Rows from a dataset
__________

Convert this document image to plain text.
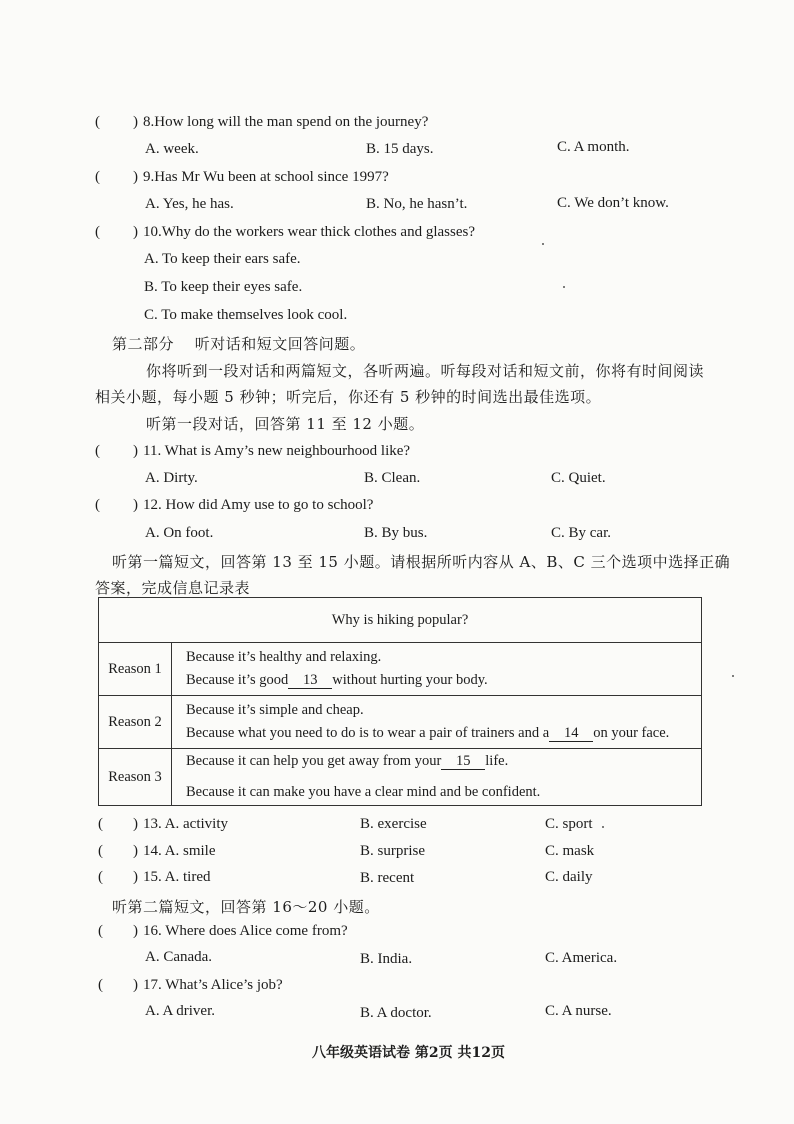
( ) 8.How long will the man spend on the journey?
A. week.	B. 15 days.	C. A month.
( ) 9.Has Mr Wu been at school since 1997?
A. Yes, he has.	B. No, he hasn’t.	C. We don’t know.
( ) 10.Why do the workers wear thick clothes and glasses?
A. To keep their ears safe.
B. To keep their eyes safe.
C. To make themselves look cool.
第二部分　 听对话和短文回答问题。
你将听到一段对话和两篇短文，各听两遍。听每段对话和短文前，你将有时间阅读
相关小题，每小题 5 秒钟；听完后，你还有 5 秒钟的时间选出最佳选项。
听第一段对话，回答第 11 至 12 小题。
( ) 11. What is Amy’s new neighbourhood like?
A. Dirty.	B. Clean.	C. Quiet.
( ) 12. How did Amy use to go to school?
A. On foot.	B. By bus.	C. By car.
听第一篇短文，回答第 13 至 15 小题。请根据所听内容从 A、B、C 三个选项中选择正确
答案，完成信息记录表
Why is hiking popular?	
Reason 1	Because it’s healthy and relaxing.
Because it’s good 13 without hurting your body.

Reason 2	Because it’s simple and cheap.
Because what you need to do is to wear a pair of trainers and a 14 on your face.

Reason 3	Because it can help you get away from your 15 life.
Because it can make you have a clear mind and be confident.
( ) 13. A. activity	B. exercise	C. sport
( ) 14. A. smile	B. surprise	C. mask
( ) 15. A. tired	B. recent	C. daily
听第二篇短文，回答第 16～20 小题。
( ) 16. Where does Alice come from?
A. Canada.	B. India.	C. America.
( ) 17. What’s Alice’s job?
A. A driver.	B. A doctor.	C. A nurse.
八年级英语试卷 第2页 共12页
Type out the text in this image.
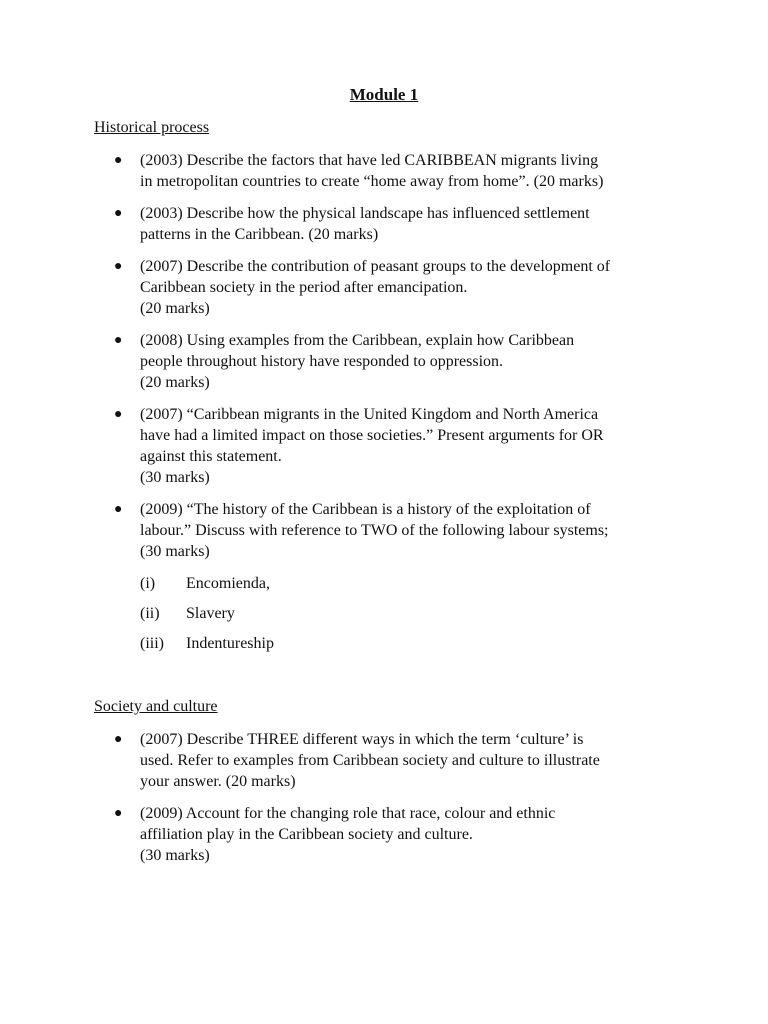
Module 1
Historical process
● (2003) Describe the factors that have led CARIBBEAN migrants living
in metropolitan countries to create “home away from home”. (20 marks)
● (2003) Describe how the physical landscape has influenced settlement
patterns in the Caribbean. (20 marks)
● (2007) Describe the contribution of peasant groups to the development of
Caribbean society in the period after emancipation.
(20 marks)
● (2008) Using examples from the Caribbean, explain how Caribbean
people throughout history have responded to oppression.
(20 marks)
● (2007) “Caribbean migrants in the United Kingdom and North America
have had a limited impact on those societies.” Present arguments for OR
against this statement.
(30 marks)
● (2009) “The history of the Caribbean is a history of the exploitation of
labour.” Discuss with reference to TWO of the following labour systems;
(30 marks)
(i) Encomienda,
(ii) Slavery
(iii) Indentureship
Society and culture
● (2007) Describe THREE different ways in which the term ‘culture’ is
used. Refer to examples from Caribbean society and culture to illustrate
your answer. (20 marks)
● (2009) Account for the changing role that race, colour and ethnic
affiliation play in the Caribbean society and culture.
(30 marks)
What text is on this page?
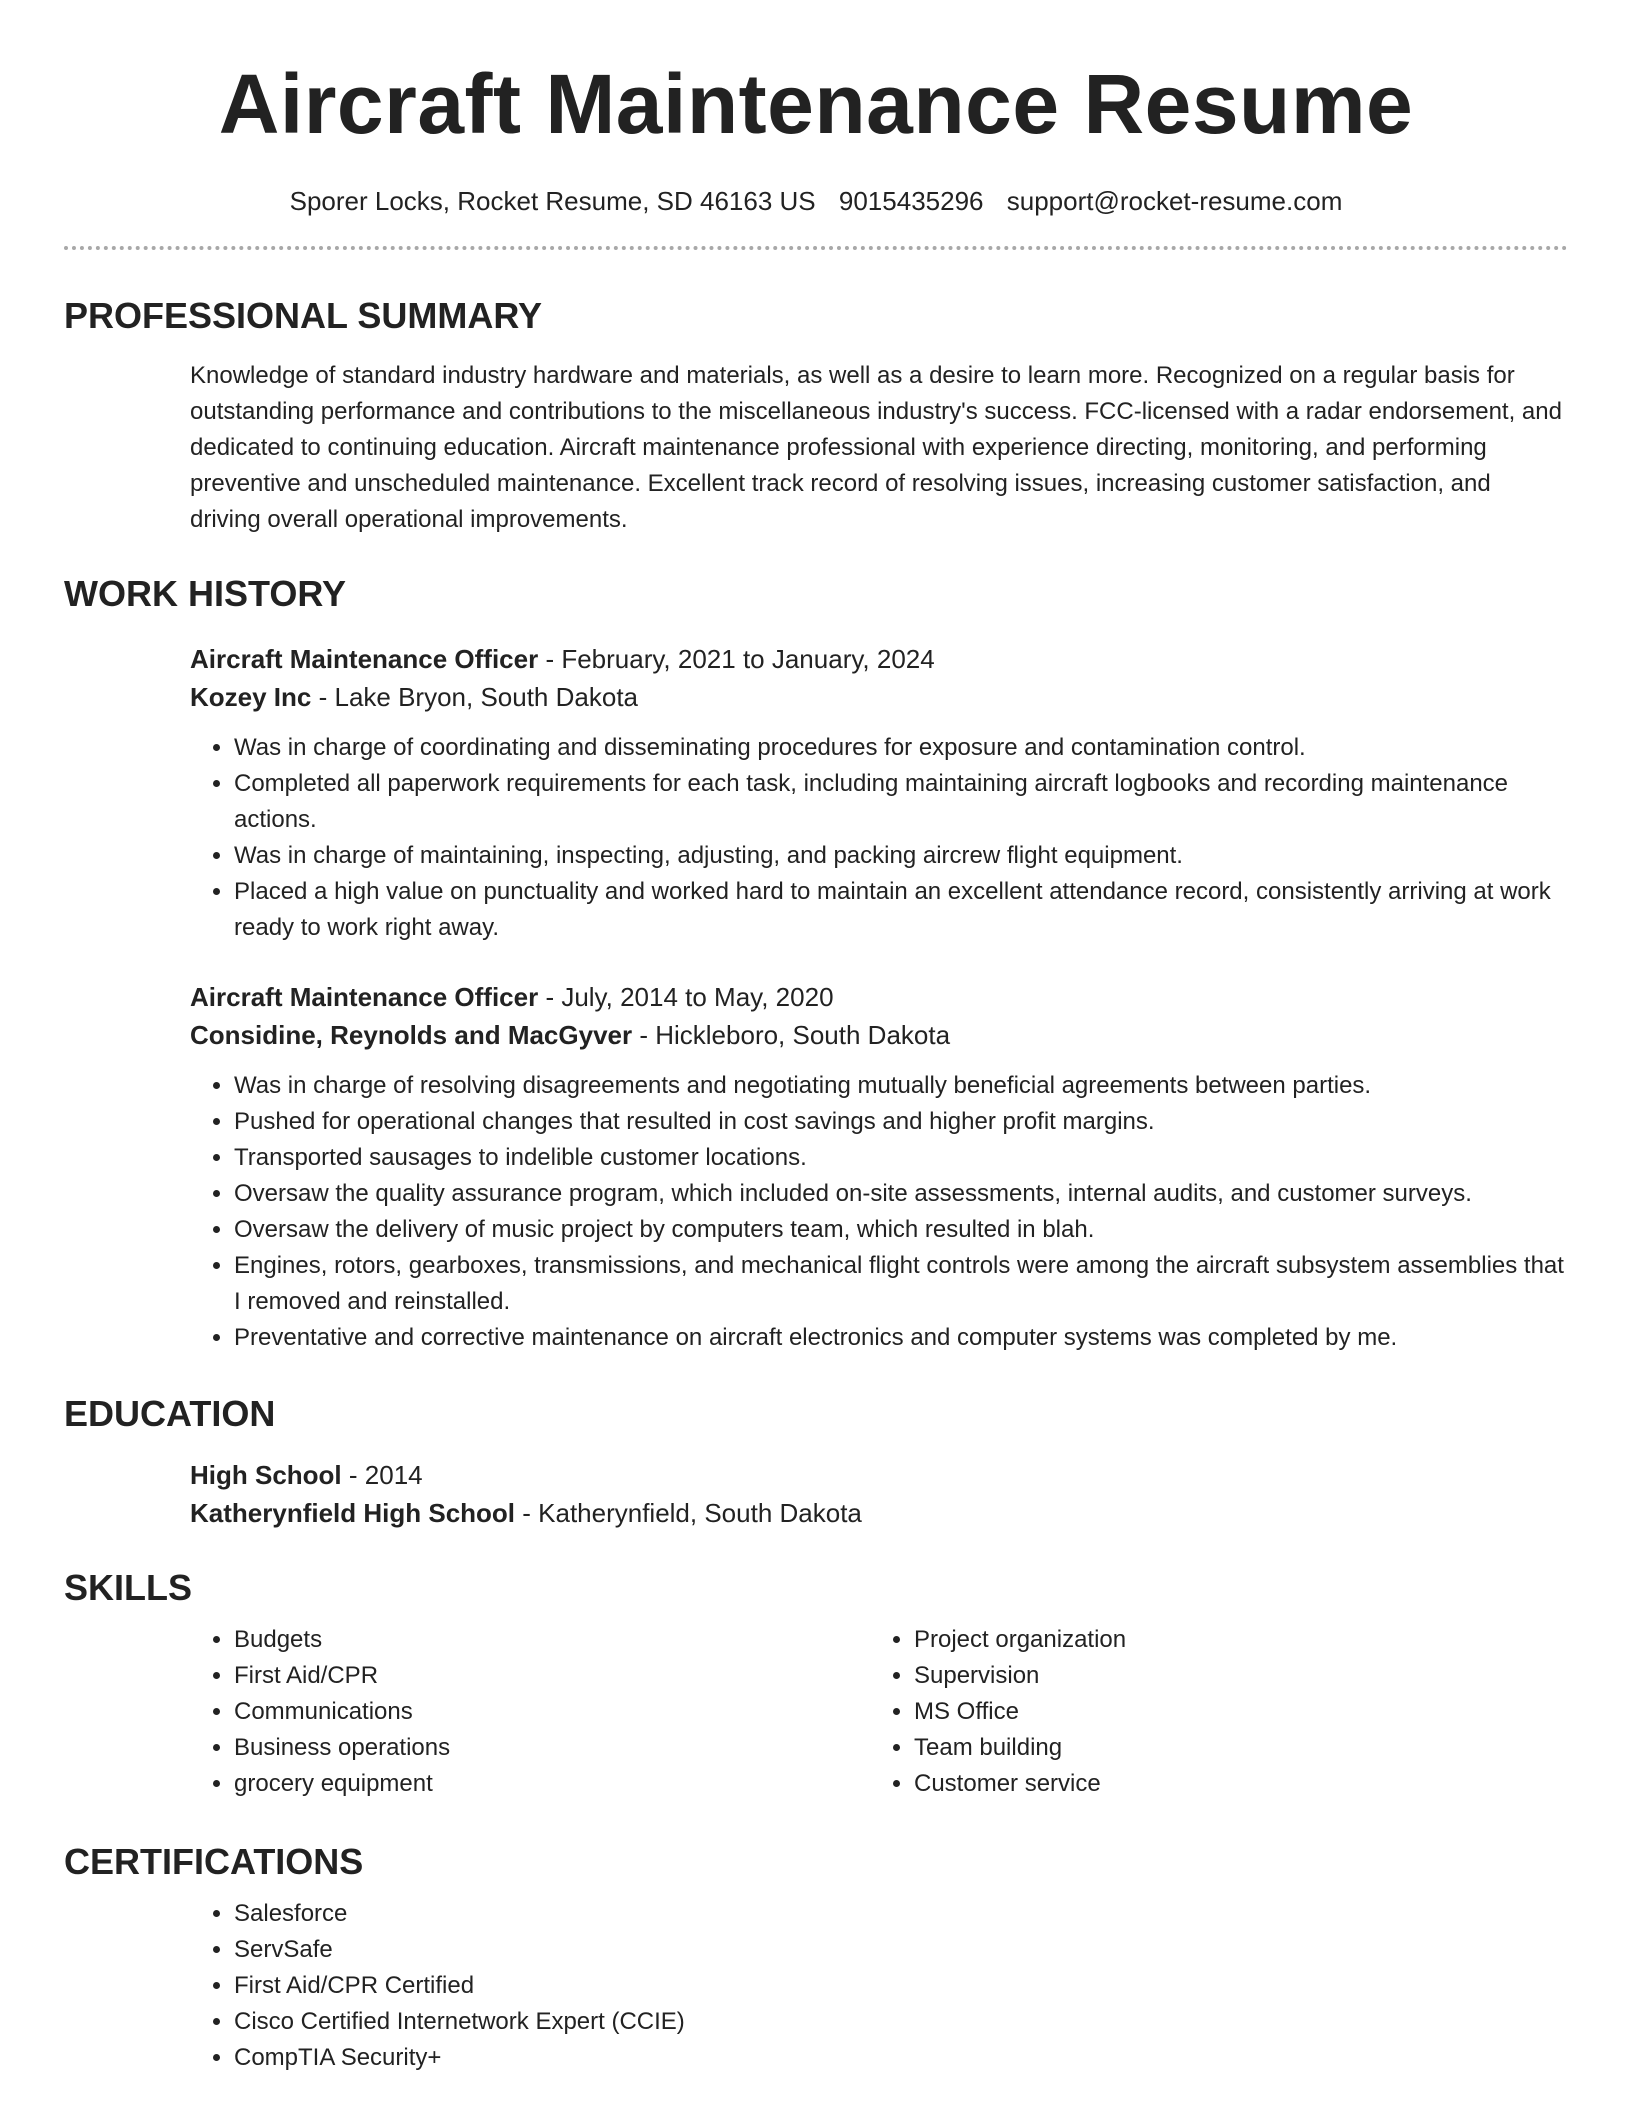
Aircraft Maintenance Resume
Sporer Locks, Rocket Resume, SD 46163 US 9015435296 support@rocket-resume.com
PROFESSIONAL SUMMARY
Knowledge of standard industry hardware and materials, as well as a desire to learn more. Recognized on a regular basis for outstanding performance and contributions to the miscellaneous industry's success. FCC-licensed with a radar endorsement, and dedicated to continuing education. Aircraft maintenance professional with experience directing, monitoring, and performing preventive and unscheduled maintenance. Excellent track record of resolving issues, increasing customer satisfaction, and driving overall operational improvements.
WORK HISTORY
Aircraft Maintenance Officer - February, 2021 to January, 2024
Kozey Inc - Lake Bryon, South Dakota
• Was in charge of coordinating and disseminating procedures for exposure and contamination control.
• Completed all paperwork requirements for each task, including maintaining aircraft logbooks and recording maintenance actions.
• Was in charge of maintaining, inspecting, adjusting, and packing aircrew flight equipment.
• Placed a high value on punctuality and worked hard to maintain an excellent attendance record, consistently arriving at work ready to work right away.
Aircraft Maintenance Officer - July, 2014 to May, 2020
Considine, Reynolds and MacGyver - Hickleboro, South Dakota
• Was in charge of resolving disagreements and negotiating mutually beneficial agreements between parties.
• Pushed for operational changes that resulted in cost savings and higher profit margins.
• Transported sausages to indelible customer locations.
• Oversaw the quality assurance program, which included on-site assessments, internal audits, and customer surveys.
• Oversaw the delivery of music project by computers team, which resulted in blah.
• Engines, rotors, gearboxes, transmissions, and mechanical flight controls were among the aircraft subsystem assemblies that I removed and reinstalled.
• Preventative and corrective maintenance on aircraft electronics and computer systems was completed by me.
EDUCATION
High School - 2014
Katherynfield High School - Katherynfield, South Dakota
SKILLS
• Budgets
• First Aid/CPR
• Communications
• Business operations
• grocery equipment
• Project organization
• Supervision
• MS Office
• Team building
• Customer service
CERTIFICATIONS
• Salesforce
• ServSafe
• First Aid/CPR Certified
• Cisco Certified Internetwork Expert (CCIE)
• CompTIA Security+
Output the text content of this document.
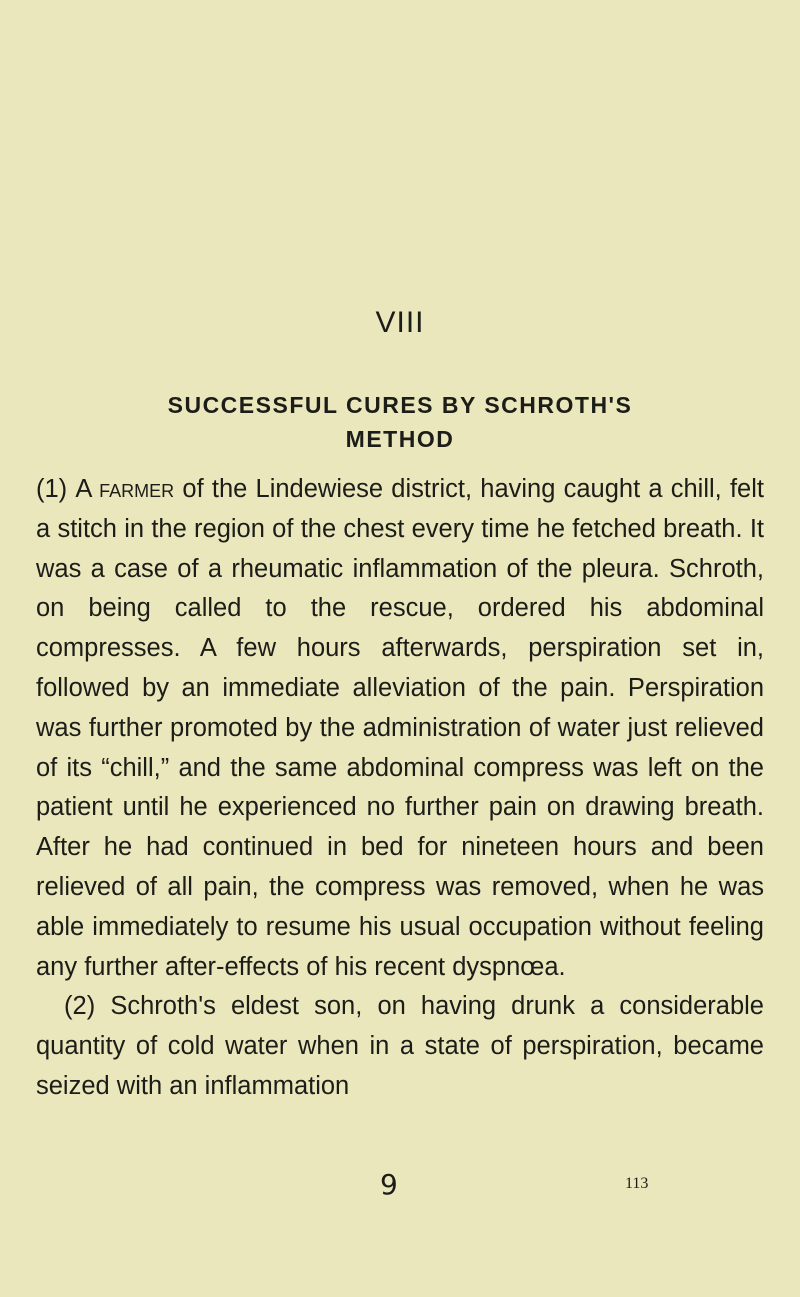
VIII
SUCCESSFUL CURES BY SCHROTH'S
METHOD

(1) A farmer of the Lindewiese district, having caught a chill, felt a stitch in the region of the chest every time he fetched breath. It was a case of a rheumatic inflammation of the pleura. Schroth, on being called to the rescue, ordered his abdominal compresses. A few hours afterwards, perspiration set in, followed by an immediate alleviation of the pain. Perspiration was further promoted by the administration of water just relieved of its “chill,” and the same abdominal compress was left on the patient until he experienced no further pain on drawing breath. After he had continued in bed for nineteen hours and been relieved of all pain, the compress was removed, when he was able immediately to resume his usual occupation without feeling any further after-effects of his recent dyspnœa.

(2) Schroth's eldest son, on having drunk a considerable quantity of cold water when in a state of perspiration, became seized with an inflammation

9	113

__________

■ Requirements
Set down the complete material exactly, but do not include the images.

■ Exercise output
Convert this document image to plain text.
( ) 8.How long will the man spend on the journey?
A. week.	B. 15 days.	C. A month.
( ) 9.Has Mr Wu been at school since 1997?
A. Yes, he has.	B. No, he hasn’t.	C. We don’t know.
( ) 10.Why do the workers wear thick clothes and glasses?
A. To keep their ears safe.
B. To keep their eyes safe.
C. To make themselves look cool.
第二部分　 听对话和短文回答问题。
你将听到一段对话和两篇短文，各听两遍。听每段对话和短文前，你将有时间阅读
相关小题，每小题 5 秒钟；听完后，你还有 5 秒钟的时间选出最佳选项。
听第一段对话，回答第 11 至 12 小题。
( ) 11. What is Amy’s new neighbourhood like?
A. Dirty.	B. Clean.	C. Quiet.
( ) 12. How did Amy use to go to school?
A. On foot.	B. By bus.	C. By car.
听第一篇短文，回答第 13 至 15 小题。请根据所听内容从 A、B、C 三个选项中选择正确
答案，完成信息记录表
Why is hiking popular?	
Reason 1	Because it’s healthy and relaxing.
Because it’s good 13 without hurting your body.

Reason 2	Because it’s simple and cheap.
Because what you need to do is to wear a pair of trainers and a 14 on your face.

Reason 3	Because it can help you get away from your 15 life.
Because it can make you have a clear mind and be confident.
( ) 13. A. activity	B. exercise	C. sport
( ) 14. A. smile	B. surprise	C. mask
( ) 15. A. tired	B. recent	C. daily
听第二篇短文，回答第 16～20 小题。
( ) 16. Where does Alice come from?
A. Canada.	B. India.	C. America.
( ) 17. What’s Alice’s job?
A. A driver.	B. A doctor.	C. A nurse.
八年级英语试卷 第2页 共12页
Type out the text in this image.
Module 1
Historical process
● (2003) Describe the factors that have led CARIBBEAN migrants living
in metropolitan countries to create “home away from home”. (20 marks)
● (2003) Describe how the physical landscape has influenced settlement
patterns in the Caribbean. (20 marks)
● (2007) Describe the contribution of peasant groups to the development of
Caribbean society in the period after emancipation.
(20 marks)
● (2008) Using examples from the Caribbean, explain how Caribbean
people throughout history have responded to oppression.
(20 marks)
● (2007) “Caribbean migrants in the United Kingdom and North America
have had a limited impact on those societies.” Present arguments for OR
against this statement.
(30 marks)
● (2009) “The history of the Caribbean is a history of the exploitation of
labour.” Discuss with reference to TWO of the following labour systems;
(30 marks)
(i) Encomienda,
(ii) Slavery
(iii) Indentureship
Society and culture
● (2007) Describe THREE different ways in which the term ‘culture’ is
used. Refer to examples from Caribbean society and culture to illustrate
your answer. (20 marks)
● (2009) Account for the changing role that race, colour and ethnic
affiliation play in the Caribbean society and culture.
(30 marks)
What text is on this page?
Aircraft Maintenance Resume
Sporer Locks, Rocket Resume, SD 46163 US 9015435296 support@rocket-resume.com
PROFESSIONAL SUMMARY
Knowledge of standard industry hardware and materials, as well as a desire to learn more. Recognized on a regular basis for outstanding performance and contributions to the miscellaneous industry's success. FCC-licensed with a radar endorsement, and dedicated to continuing education. Aircraft maintenance professional with experience directing, monitoring, and performing preventive and unscheduled maintenance. Excellent track record of resolving issues, increasing customer satisfaction, and driving overall operational improvements.
WORK HISTORY
Aircraft Maintenance Officer - February, 2021 to January, 2024
Kozey Inc - Lake Bryon, South Dakota
• Was in charge of coordinating and disseminating procedures for exposure and contamination control.
• Completed all paperwork requirements for each task, including maintaining aircraft logbooks and recording maintenance actions.
• Was in charge of maintaining, inspecting, adjusting, and packing aircrew flight equipment.
• Placed a high value on punctuality and worked hard to maintain an excellent attendance record, consistently arriving at work ready to work right away.
Aircraft Maintenance Officer - July, 2014 to May, 2020
Considine, Reynolds and MacGyver - Hickleboro, South Dakota
• Was in charge of resolving disagreements and negotiating mutually beneficial agreements between parties.
• Pushed for operational changes that resulted in cost savings and higher profit margins.
• Transported sausages to indelible customer locations.
• Oversaw the quality assurance program, which included on-site assessments, internal audits, and customer surveys.
• Oversaw the delivery of music project by computers team, which resulted in blah.
• Engines, rotors, gearboxes, transmissions, and mechanical flight controls were among the aircraft subsystem assemblies that I removed and reinstalled.
• Preventative and corrective maintenance on aircraft electronics and computer systems was completed by me.
EDUCATION
High School - 2014
Katherynfield High School - Katherynfield, South Dakota
SKILLS
• Budgets
• First Aid/CPR
• Communications
• Business operations
• grocery equipment
• Project organization
• Supervision
• MS Office
• Team building
• Customer service
CERTIFICATIONS
• Salesforce
• ServSafe
• First Aid/CPR Certified
• Cisco Certified Internetwork Expert (CCIE)
• CompTIA Security+
Output the text content of this document.
VIII
SUCCESSFUL CURES BY SCHROTH'S
METHOD

(1) A farmer of the Lindewiese district, having caught a chill, felt a stitch in the region of the chest every time he fetched breath. It was a case of a rheumatic inflammation of the pleura. Schroth, on being called to the rescue, ordered his abdominal compresses. A few hours afterwards, perspiration set in, followed by an immediate alleviation of the pain. Perspiration was further promoted by the administration of water just relieved of its “chill,” and the same abdominal compress was left on the patient until he experienced no further pain on drawing breath. After he had continued in bed for nineteen hours and been relieved of all pain, the compress was removed, when he was able immediately to resume his usual occupation without feeling any further after-effects of his recent dyspnœa.

(2) Schroth's eldest son, on having drunk a considerable quantity of cold water when in a state of perspiration, became seized with an inflammation

9	113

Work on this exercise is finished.